+++ Data for processing
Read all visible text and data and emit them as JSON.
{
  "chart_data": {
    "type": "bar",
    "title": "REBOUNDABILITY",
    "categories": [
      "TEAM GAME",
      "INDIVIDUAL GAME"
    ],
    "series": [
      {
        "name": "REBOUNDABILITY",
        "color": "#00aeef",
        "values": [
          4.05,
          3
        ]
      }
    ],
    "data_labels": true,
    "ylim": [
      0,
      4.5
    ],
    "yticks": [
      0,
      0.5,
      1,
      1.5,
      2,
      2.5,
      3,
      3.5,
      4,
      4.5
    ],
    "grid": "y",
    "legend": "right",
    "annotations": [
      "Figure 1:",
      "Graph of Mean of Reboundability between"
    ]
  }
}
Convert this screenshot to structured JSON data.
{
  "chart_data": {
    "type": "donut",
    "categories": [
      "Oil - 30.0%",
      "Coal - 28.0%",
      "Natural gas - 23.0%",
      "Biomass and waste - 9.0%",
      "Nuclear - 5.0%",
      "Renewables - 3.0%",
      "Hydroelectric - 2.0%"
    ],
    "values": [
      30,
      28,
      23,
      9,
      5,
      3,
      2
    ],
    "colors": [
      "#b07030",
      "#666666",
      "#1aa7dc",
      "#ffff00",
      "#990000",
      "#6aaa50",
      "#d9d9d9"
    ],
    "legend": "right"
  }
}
++++++
→ **Task details**
From the line holding "Convert this screenshot" through the last line above, reproduce each line exactly and add nothing.

→ **Written solution**
Convert this screenshot to structured JSON data.
{
  "chart_data": {
    "type": "donut",
    "categories": [
      "Oil - 30.0%",
      "Coal - 28.0%",
      "Natural gas - 23.0%",
      "Biomass and waste - 9.0%",
      "Nuclear - 5.0%",
      "Renewables - 3.0%",
      "Hydroelectric - 2.0%"
    ],
    "values": [
      30,
      28,
      23,
      9,
      5,
      3,
      2
    ],
    "colors": [
      "#b07030",
      "#666666",
      "#1aa7dc",
      "#ffff00",
      "#990000",
      "#6aaa50",
      "#d9d9d9"
    ],
    "legend": "right"
  }
}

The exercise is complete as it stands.